── Working data
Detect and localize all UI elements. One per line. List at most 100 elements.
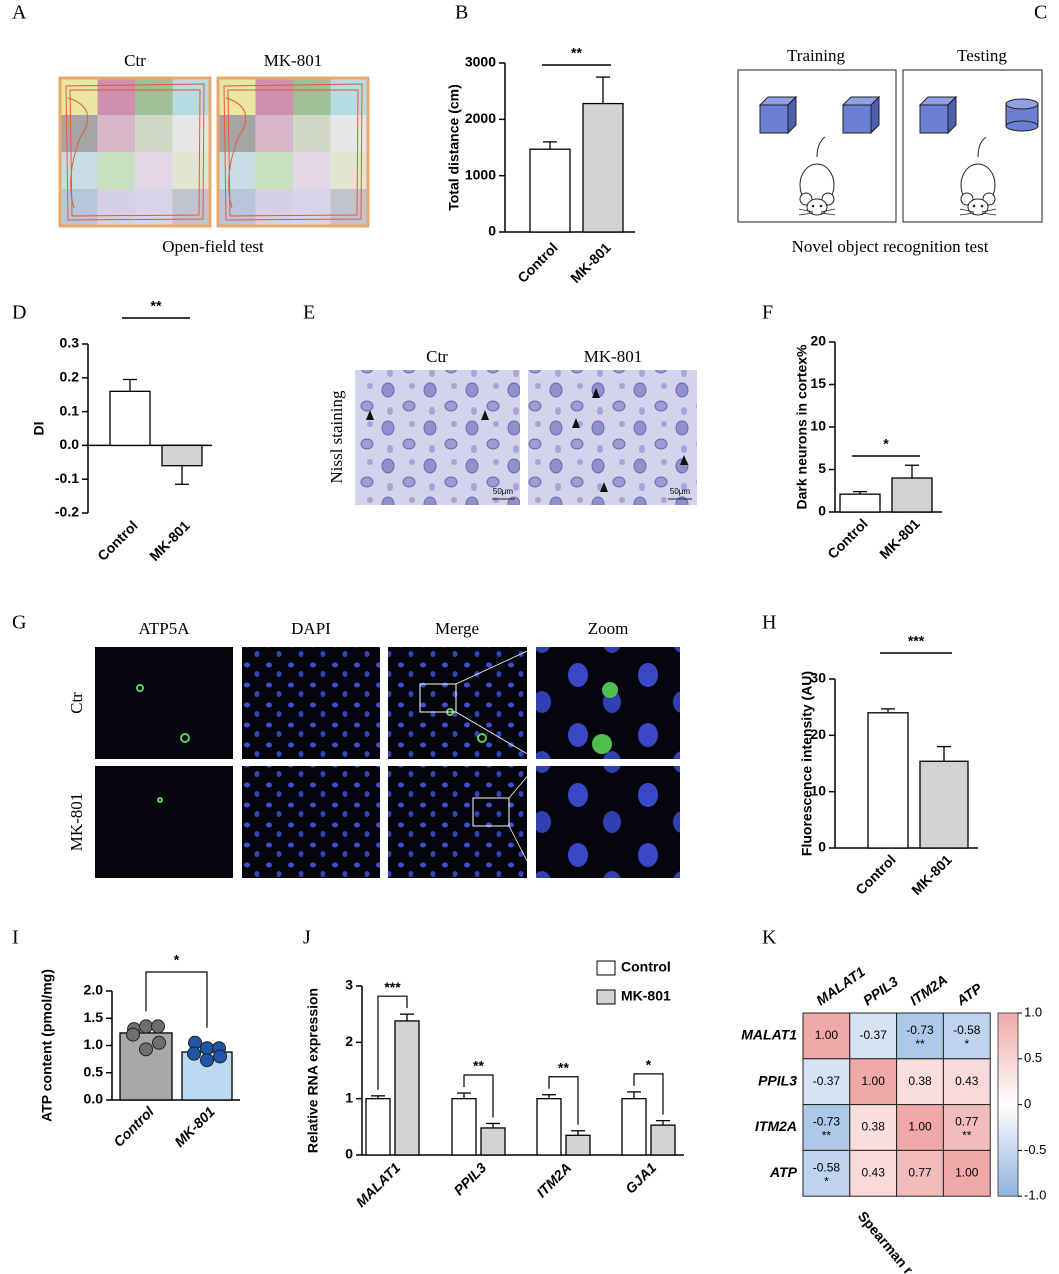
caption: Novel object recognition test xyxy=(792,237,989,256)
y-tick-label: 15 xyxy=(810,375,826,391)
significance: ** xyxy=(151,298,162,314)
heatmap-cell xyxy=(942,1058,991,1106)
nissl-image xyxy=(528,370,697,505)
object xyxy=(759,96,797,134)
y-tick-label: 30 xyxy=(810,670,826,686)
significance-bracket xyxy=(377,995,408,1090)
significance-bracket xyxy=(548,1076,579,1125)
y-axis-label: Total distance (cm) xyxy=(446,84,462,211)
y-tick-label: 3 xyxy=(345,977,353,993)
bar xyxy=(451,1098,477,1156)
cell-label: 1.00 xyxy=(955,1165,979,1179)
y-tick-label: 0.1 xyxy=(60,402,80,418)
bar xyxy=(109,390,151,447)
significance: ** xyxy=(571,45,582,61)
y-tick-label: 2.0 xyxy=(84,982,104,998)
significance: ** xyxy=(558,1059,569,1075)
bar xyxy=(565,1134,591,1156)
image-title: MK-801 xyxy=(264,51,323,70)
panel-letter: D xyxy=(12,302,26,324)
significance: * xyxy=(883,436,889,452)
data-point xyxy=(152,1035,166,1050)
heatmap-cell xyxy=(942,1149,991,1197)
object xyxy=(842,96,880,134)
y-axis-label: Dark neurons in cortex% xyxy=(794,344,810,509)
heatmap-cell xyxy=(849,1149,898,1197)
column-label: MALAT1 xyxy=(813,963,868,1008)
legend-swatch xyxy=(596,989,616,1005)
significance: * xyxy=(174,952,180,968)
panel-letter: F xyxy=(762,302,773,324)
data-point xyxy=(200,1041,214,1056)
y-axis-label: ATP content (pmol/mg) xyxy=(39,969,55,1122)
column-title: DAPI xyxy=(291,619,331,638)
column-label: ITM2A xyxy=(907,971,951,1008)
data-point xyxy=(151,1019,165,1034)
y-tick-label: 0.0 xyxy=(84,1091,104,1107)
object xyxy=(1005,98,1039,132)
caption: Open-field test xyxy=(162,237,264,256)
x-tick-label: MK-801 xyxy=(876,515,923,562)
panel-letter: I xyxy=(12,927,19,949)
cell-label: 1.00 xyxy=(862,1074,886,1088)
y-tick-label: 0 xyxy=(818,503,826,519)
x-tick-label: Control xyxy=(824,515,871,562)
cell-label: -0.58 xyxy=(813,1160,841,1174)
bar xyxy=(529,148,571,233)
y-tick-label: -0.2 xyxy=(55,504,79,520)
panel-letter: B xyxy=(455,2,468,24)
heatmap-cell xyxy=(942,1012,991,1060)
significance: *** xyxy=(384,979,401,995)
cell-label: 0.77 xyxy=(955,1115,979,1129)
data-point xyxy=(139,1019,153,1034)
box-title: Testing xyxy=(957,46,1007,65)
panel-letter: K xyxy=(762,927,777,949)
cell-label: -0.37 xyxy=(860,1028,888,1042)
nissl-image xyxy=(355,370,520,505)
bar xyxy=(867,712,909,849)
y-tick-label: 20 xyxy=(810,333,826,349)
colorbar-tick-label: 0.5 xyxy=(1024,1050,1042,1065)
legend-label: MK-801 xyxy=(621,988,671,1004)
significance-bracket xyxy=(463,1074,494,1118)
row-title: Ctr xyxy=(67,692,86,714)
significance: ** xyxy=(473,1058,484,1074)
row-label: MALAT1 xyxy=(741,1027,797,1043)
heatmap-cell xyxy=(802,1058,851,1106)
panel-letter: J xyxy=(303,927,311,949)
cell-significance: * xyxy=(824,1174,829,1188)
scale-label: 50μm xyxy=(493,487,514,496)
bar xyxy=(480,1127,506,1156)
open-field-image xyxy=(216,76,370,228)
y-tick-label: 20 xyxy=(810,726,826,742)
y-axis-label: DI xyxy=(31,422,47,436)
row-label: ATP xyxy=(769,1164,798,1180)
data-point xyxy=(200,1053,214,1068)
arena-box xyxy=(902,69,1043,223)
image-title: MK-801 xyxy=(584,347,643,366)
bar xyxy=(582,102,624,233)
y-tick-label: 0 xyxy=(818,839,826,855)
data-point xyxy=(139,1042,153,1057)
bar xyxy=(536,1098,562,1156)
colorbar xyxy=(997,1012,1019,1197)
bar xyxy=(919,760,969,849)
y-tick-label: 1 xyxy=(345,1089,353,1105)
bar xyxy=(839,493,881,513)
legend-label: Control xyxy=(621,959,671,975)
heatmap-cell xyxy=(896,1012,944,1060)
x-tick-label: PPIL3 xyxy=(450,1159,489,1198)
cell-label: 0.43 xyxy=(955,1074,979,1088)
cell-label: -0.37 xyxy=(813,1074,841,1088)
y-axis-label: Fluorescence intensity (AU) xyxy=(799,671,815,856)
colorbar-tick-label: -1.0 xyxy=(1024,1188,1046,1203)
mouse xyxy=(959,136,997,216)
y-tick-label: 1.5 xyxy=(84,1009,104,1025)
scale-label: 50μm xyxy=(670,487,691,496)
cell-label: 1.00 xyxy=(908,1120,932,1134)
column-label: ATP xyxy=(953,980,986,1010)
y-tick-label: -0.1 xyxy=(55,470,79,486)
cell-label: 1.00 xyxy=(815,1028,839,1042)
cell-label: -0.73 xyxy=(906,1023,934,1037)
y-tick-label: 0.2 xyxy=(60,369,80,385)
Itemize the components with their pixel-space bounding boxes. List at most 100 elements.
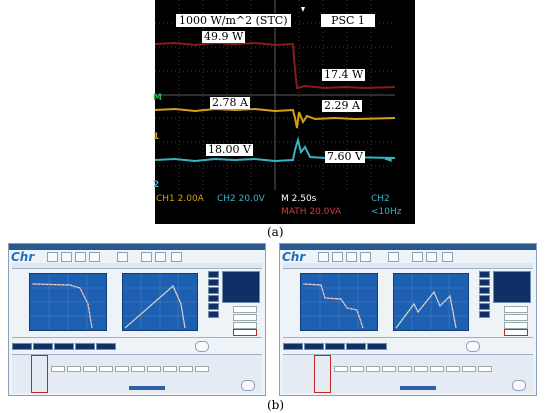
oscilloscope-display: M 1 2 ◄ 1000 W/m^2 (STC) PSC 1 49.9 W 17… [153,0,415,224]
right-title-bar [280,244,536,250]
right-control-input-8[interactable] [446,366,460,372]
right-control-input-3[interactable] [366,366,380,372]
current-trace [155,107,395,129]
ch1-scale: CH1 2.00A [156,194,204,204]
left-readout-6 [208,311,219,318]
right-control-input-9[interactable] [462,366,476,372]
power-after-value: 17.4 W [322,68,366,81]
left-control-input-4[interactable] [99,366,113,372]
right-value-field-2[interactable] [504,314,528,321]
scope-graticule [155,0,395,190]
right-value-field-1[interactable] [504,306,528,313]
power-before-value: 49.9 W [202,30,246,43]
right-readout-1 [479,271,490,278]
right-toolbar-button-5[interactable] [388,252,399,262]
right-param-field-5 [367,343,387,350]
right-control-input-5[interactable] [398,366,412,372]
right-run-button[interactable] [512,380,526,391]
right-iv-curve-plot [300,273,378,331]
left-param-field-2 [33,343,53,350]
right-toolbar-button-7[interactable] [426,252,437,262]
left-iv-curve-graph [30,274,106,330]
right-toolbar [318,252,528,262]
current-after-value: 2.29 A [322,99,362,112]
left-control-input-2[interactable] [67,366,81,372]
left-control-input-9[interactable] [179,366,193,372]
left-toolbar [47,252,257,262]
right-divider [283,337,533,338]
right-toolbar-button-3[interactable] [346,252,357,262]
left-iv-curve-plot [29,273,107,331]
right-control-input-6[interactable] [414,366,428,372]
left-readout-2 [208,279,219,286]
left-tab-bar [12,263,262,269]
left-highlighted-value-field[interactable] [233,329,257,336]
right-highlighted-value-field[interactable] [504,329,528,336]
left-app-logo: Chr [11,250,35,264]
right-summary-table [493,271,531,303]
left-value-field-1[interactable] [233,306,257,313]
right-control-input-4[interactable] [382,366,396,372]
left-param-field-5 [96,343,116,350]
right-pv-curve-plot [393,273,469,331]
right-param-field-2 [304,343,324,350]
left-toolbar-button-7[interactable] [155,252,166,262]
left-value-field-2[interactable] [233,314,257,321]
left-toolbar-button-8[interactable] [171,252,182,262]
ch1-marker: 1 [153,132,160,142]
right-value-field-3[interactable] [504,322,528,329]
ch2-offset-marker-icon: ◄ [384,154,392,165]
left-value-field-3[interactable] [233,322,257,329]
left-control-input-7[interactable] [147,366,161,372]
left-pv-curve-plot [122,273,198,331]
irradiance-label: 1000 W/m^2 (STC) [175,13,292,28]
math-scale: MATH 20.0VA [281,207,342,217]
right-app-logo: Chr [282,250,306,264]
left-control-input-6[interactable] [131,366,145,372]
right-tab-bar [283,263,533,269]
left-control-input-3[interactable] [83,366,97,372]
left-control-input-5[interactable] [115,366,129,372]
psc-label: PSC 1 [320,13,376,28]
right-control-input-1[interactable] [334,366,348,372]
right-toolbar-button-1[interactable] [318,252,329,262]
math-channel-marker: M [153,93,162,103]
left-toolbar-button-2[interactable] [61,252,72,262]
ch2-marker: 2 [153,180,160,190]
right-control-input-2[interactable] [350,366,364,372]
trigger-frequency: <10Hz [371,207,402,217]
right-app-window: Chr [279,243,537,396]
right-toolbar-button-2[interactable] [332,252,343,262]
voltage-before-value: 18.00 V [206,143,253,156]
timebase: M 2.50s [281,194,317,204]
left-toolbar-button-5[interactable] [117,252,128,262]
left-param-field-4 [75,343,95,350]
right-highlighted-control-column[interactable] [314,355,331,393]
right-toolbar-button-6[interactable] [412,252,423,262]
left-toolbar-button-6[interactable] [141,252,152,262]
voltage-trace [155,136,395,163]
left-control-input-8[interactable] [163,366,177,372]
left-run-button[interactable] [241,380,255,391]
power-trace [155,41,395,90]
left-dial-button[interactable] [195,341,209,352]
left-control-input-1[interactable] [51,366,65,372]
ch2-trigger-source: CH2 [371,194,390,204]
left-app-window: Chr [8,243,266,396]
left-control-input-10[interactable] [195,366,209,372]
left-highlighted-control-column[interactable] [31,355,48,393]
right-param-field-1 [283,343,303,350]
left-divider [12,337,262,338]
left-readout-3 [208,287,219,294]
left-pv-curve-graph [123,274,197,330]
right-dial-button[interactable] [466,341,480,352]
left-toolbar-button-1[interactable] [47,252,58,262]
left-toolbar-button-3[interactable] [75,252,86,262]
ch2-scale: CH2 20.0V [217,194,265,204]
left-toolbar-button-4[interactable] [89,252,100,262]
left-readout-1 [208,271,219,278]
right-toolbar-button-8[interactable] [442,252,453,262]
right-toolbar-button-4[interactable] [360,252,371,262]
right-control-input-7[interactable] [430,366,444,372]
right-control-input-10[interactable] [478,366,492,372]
────
Write out the items again from the line with "caption: Novel object" up to and including the line with "object xyxy=(842,96,880,134)". Replace "significance-bracket" with "sig-bracket" and change nothing else.

caption: Novel object recognition test xyxy=(792,237,989,256)
y-tick-label: 15 xyxy=(810,375,826,391)
significance: ** xyxy=(151,298,162,314)
heatmap-cell xyxy=(942,1058,991,1106)
nissl-image xyxy=(528,370,697,505)
object xyxy=(759,96,797,134)
y-tick-label: 30 xyxy=(810,670,826,686)
sig-bracket xyxy=(377,995,408,1090)
sig-bracket xyxy=(548,1076,579,1125)
y-axis-label: Total distance (cm) xyxy=(446,84,462,211)
y-tick-label: 3 xyxy=(345,977,353,993)
bar xyxy=(451,1098,477,1156)
cell-label: 1.00 xyxy=(955,1165,979,1179)
y-tick-label: 0.1 xyxy=(60,402,80,418)
bar xyxy=(109,390,151,447)
significance: ** xyxy=(571,45,582,61)
y-tick-label: 2.0 xyxy=(84,982,104,998)
significance: ** xyxy=(558,1059,569,1075)
bar xyxy=(565,1134,591,1156)
image-title: MK-801 xyxy=(264,51,323,70)
panel-letter: D xyxy=(12,302,26,324)
significance: * xyxy=(883,436,889,452)
data-point xyxy=(152,1035,166,1050)
heatmap-cell xyxy=(942,1149,991,1197)
object xyxy=(842,96,880,134)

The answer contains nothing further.